**Work to do:** Find how many lines of the listing include the string "集英社刊", and report only that figure.

**Records shown:**
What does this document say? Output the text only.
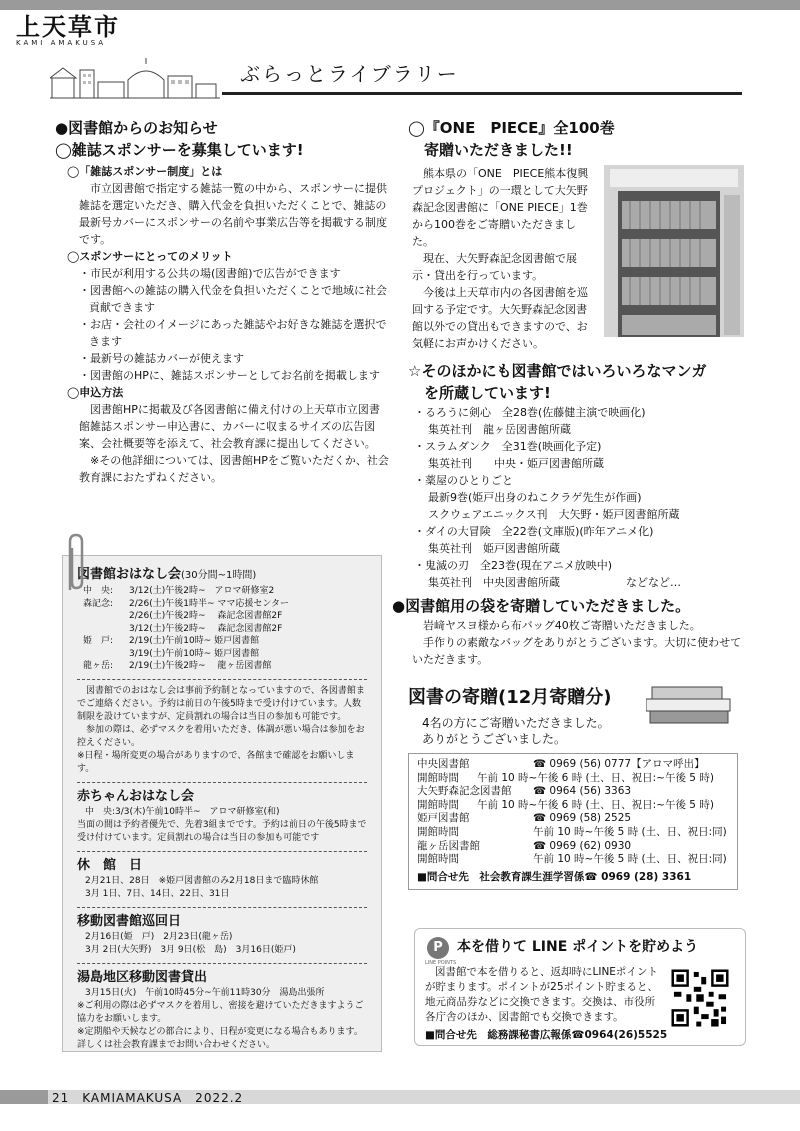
上天草市
KAMI AMAKUSA
ぶらっとライブラリー
●図書館からのお知らせ
◯雑誌スポンサーを募集しています!
◯「雑誌スポンサー制度」とは
市立図書館で指定する雑誌一覧の中から、スポンサーに提供雑誌を選定いただき、購入代金を負担いただくことで、雑誌の最新号カバーにスポンサーの名前や事業広告等を掲載する制度です。
◯スポンサーにとってのメリット
・市民が利用する公共の場(図書館)で広告ができます
・図書館への雑誌の購入代金を負担いただくことで地域に社会貢献できます
・お店・会社のイメージにあった雑誌やお好きな雑誌を選択できます
・最新号の雑誌カバーが使えます
・図書館のHPに、雑誌スポンサーとしてお名前を掲載します
◯申込方法
図書館HPに掲載及び各図書館に備え付けの上天草市立図書館雑誌スポンサー申込書に、カバーに収まるサイズの広告図案、会社概要等を添えて、社会教育課に提出してください。
※その他詳細については、図書館HPをご覧いただくか、社会教育課におたずねください。
図書館おはなし会(30分間~1時間)
中　央:	3/12(土)午後2時~　アロマ研修室2
森記念:	2/26(土)午後1時半~ ママ応援センター
2/26(土)午後2時~　 森記念図書館2F
3/12(土)午後2時~　 森記念図書館2F
姫　戸:	2/19(土)午前10時~ 姫戸図書館
3/19(土)午前10時~ 姫戸図書館
龍ヶ岳:	2/19(土)午後2時~　 龍ヶ岳図書館
図書館でのおはなし会は事前予約制となっていますので、各図書館までご連絡ください。予約は前日の午後5時まで受け付けています。人数制限を設けていますが、定員割れの場合は当日の参加も可能です。
参加の際は、必ずマスクを着用いただき、体調が悪い場合は参加をお控えください。
※日程・場所変更の場合がありますので、各館まで確認をお願いします。
赤ちゃんおはなし会
中　央:3/3(木)午前10時半~　アロマ研修室(和)
当面の間は予約者優先で、先着3組までです。予約は前日の午後5時まで受け付けています。定員割れの場合は当日の参加も可能です
休　館　日
2月21日、28日　※姫戸図書館のみ2月18日まで臨時休館
3月 1日、7日、14日、22日、31日
移動図書館巡回日
2月16日(姫　戸)　2月23日(龍ヶ岳)
3月 2日(大矢野)　3月 9日(松　島)　3月16日(姫戸)
湯島地区移動図書貸出
3月15日(火)　午前10時45分~午前11時30分　湯島出張所
※ご利用の際は必ずマスクを着用し、密接を避けていただきますようご協力をお願いします。
※定期船や天候などの都合により、日程が変更になる場合もあります。詳しくは社会教育課までお問い合わせください。
◯『ONE　PIECE』全100巻
寄贈いただきました!!
熊本県の「ONE　PIECE熊本復興プロジェクト」の一環として大矢野森記念図書館に「ONE PIECE」1巻から100巻をご寄贈いただきました。
現在、大矢野森記念図書館で展示・貸出を行っています。
今後は上天草市内の各図書館を巡回する予定です。大矢野森記念図書館以外での貸出もできますので、お気軽にお声かけください。
☆そのほかにも図書館ではいろいろなマンガ
を所蔵しています!
・るろうに剣心　全28巻(佐藤健主演で映画化)
集英社刊　龍ヶ岳図書館所蔵
・スラムダンク　全31巻(映画化予定)
集英社刊　　中央・姫戸図書館所蔵
・薬屋のひとりごと
最新9巻(姫戸出身のねこクラゲ先生が作画)
スクウェアエニックス刊　大矢野・姫戸図書館所蔵
・ダイの大冒険　全22巻(文庫版)(昨年アニメ化)
集英社刊　姫戸図書館所蔵
・鬼滅の刃　全23巻(現在アニメ放映中)
集英社刊　中央図書館所蔵　　　　　　などなど…
●図書館用の袋を寄贈していただきました。
岩﨑ヤスヨ様から布バッグ40枚ご寄贈いただきました。
手作りの素敵なバッグをありがとうございます。大切に使わせていただきます。
図書の寄贈(12月寄贈分)
4名の方にご寄贈いただきました。
ありがとうございました。
中央図書館	☎ 0969 (56) 0777【アロマ呼出】
開館時間	午前 10 時~午後 6 時 (土、日、祝日:~午後 5 時)
大矢野森記念図書館	☎ 0964 (56) 3363
開館時間	午前 10 時~午後 6 時 (土、日、祝日:~午後 5 時)
姫戸図書館	☎ 0969 (58) 2525
開館時間	午前 10 時~午後 5 時 (土、日、祝日:同)
龍ヶ岳図書館	☎ 0969 (62) 0930
開館時間	午前 10 時~午後 5 時 (土、日、祝日:同)
■問合せ先　社会教育課生涯学習係☎ 0969 (28) 3361
P
LINE POINTS
本を借りて LINE ポイントを貯めよう
図書館で本を借りると、返却時にLINEポイントが貯まります。ポイントが25ポイント貯まると、地元商品券などに交換できます。交換は、市役所各庁舎のほか、図書館でも交換できます。
■問合せ先　総務課秘書広報係☎0964(26)5525
21　KAMIAMAKUSA　2022.2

**Response to this exercise:** 4